(Data listing)
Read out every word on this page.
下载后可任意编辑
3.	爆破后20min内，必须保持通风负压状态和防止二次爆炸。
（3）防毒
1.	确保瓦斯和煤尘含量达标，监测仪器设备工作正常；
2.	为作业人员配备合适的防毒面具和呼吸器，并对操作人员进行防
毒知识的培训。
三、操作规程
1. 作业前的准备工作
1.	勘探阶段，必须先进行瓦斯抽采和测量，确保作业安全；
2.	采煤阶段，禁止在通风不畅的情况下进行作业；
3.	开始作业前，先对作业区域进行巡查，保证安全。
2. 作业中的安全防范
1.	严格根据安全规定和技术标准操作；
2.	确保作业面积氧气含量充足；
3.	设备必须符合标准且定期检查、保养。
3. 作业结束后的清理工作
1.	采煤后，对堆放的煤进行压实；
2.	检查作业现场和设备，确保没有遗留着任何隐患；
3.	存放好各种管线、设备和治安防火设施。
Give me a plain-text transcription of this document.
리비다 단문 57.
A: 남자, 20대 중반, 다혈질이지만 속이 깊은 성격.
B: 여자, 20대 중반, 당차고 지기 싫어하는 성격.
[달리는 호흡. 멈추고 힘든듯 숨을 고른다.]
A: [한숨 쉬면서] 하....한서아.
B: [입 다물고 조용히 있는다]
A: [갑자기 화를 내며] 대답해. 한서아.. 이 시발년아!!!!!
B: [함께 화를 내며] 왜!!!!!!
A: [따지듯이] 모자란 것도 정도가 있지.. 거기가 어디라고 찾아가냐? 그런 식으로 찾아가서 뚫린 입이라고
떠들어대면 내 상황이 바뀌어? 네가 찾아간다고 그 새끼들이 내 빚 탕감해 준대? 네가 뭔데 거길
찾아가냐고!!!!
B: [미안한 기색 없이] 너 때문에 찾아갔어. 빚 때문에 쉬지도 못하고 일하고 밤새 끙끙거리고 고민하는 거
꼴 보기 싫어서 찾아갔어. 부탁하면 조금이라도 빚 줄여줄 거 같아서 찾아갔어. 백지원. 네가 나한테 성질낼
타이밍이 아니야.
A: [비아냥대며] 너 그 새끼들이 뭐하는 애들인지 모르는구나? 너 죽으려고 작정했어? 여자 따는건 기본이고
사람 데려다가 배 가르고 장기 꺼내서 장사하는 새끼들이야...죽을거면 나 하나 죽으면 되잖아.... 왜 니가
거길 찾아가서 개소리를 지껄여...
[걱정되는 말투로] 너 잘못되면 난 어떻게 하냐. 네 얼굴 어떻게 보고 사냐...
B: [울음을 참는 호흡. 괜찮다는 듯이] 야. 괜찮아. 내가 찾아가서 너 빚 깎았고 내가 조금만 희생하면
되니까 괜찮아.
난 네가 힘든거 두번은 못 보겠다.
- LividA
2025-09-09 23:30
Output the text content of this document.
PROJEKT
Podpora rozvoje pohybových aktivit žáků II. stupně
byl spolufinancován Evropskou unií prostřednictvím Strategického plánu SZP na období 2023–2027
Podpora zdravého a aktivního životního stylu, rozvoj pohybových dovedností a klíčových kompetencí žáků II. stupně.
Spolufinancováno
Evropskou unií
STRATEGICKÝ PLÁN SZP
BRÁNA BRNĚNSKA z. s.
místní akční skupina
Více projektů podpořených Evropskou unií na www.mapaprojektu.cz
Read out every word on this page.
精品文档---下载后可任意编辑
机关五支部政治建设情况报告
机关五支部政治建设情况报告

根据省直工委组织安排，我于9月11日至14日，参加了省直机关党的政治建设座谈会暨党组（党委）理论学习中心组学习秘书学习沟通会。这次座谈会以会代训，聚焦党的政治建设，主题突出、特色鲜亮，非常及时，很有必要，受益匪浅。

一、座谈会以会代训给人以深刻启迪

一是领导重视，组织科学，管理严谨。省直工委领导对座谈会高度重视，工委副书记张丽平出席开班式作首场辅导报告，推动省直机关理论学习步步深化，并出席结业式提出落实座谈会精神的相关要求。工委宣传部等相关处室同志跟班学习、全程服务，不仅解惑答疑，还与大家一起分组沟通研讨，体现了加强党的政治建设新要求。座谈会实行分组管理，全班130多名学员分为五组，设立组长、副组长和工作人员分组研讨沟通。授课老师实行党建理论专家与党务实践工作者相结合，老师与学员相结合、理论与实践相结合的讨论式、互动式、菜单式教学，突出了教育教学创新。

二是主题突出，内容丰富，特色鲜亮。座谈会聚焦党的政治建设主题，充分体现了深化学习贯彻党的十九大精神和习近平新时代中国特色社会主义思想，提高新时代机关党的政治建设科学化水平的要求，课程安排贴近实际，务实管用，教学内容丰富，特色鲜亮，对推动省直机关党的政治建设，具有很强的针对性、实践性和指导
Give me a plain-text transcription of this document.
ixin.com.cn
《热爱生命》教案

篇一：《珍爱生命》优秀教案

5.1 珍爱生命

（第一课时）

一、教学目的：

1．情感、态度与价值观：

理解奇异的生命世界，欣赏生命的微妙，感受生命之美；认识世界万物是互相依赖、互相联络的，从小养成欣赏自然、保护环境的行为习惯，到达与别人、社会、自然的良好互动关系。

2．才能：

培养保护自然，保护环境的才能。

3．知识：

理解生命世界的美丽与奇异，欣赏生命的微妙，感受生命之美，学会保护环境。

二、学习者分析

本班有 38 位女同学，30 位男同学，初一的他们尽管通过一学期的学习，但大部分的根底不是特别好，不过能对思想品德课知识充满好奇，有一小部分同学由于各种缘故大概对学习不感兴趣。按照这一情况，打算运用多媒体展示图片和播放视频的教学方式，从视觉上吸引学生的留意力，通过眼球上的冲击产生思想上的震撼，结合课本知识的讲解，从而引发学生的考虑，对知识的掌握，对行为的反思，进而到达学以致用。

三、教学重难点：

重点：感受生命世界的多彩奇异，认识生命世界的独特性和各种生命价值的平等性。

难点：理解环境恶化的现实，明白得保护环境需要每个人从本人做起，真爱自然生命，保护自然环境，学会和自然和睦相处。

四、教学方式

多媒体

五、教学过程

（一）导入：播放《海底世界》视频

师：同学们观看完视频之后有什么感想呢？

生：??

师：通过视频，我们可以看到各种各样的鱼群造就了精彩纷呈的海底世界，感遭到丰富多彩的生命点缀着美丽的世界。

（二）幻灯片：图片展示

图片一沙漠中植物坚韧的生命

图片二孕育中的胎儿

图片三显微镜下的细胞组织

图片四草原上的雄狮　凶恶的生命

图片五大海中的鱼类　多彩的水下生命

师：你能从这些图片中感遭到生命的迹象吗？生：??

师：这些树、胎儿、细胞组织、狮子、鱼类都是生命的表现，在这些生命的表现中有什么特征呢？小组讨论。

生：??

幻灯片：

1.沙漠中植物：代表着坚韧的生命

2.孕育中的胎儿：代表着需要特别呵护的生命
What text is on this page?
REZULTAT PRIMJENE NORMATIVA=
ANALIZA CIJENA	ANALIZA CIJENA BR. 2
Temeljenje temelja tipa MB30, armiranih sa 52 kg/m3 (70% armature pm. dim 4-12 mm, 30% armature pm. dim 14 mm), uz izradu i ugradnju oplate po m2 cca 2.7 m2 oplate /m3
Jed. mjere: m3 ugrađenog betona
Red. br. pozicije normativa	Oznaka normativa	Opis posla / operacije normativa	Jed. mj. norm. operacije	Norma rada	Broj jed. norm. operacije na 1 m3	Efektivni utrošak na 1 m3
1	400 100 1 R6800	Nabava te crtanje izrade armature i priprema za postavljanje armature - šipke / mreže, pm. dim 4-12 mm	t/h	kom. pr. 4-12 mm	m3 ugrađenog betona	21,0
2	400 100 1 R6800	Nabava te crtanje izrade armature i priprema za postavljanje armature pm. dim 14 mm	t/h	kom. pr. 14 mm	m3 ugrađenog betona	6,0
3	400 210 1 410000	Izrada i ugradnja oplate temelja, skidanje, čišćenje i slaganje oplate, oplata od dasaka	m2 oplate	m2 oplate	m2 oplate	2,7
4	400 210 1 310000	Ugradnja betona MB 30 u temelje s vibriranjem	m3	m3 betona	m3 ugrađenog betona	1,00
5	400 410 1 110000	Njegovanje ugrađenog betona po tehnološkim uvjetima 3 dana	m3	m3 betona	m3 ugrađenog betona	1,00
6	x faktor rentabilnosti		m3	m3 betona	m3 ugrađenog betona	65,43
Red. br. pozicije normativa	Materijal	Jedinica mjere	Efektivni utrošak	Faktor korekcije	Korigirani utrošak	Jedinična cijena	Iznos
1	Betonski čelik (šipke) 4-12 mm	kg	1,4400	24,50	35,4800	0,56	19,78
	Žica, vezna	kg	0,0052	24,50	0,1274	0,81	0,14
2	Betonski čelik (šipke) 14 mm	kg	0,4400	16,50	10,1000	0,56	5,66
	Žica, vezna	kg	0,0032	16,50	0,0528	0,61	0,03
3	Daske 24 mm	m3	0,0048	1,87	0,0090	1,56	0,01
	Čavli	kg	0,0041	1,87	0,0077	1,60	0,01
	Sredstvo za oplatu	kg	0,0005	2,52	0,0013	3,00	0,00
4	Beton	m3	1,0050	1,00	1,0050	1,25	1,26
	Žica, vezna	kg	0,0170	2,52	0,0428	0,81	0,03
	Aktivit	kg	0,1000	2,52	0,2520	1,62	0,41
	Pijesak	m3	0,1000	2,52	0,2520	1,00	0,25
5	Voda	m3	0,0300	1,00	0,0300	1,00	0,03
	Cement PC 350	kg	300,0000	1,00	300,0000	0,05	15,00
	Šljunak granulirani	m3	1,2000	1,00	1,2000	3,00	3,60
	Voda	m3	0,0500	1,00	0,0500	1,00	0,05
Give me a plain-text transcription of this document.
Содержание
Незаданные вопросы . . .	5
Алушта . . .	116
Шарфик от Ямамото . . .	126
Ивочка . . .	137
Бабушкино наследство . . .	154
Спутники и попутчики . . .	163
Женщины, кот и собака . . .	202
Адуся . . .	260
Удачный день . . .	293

* What this task involves *
Going through the entries above, report how many lines include the string "stupně". The number alone is the answer.

* Output below *
2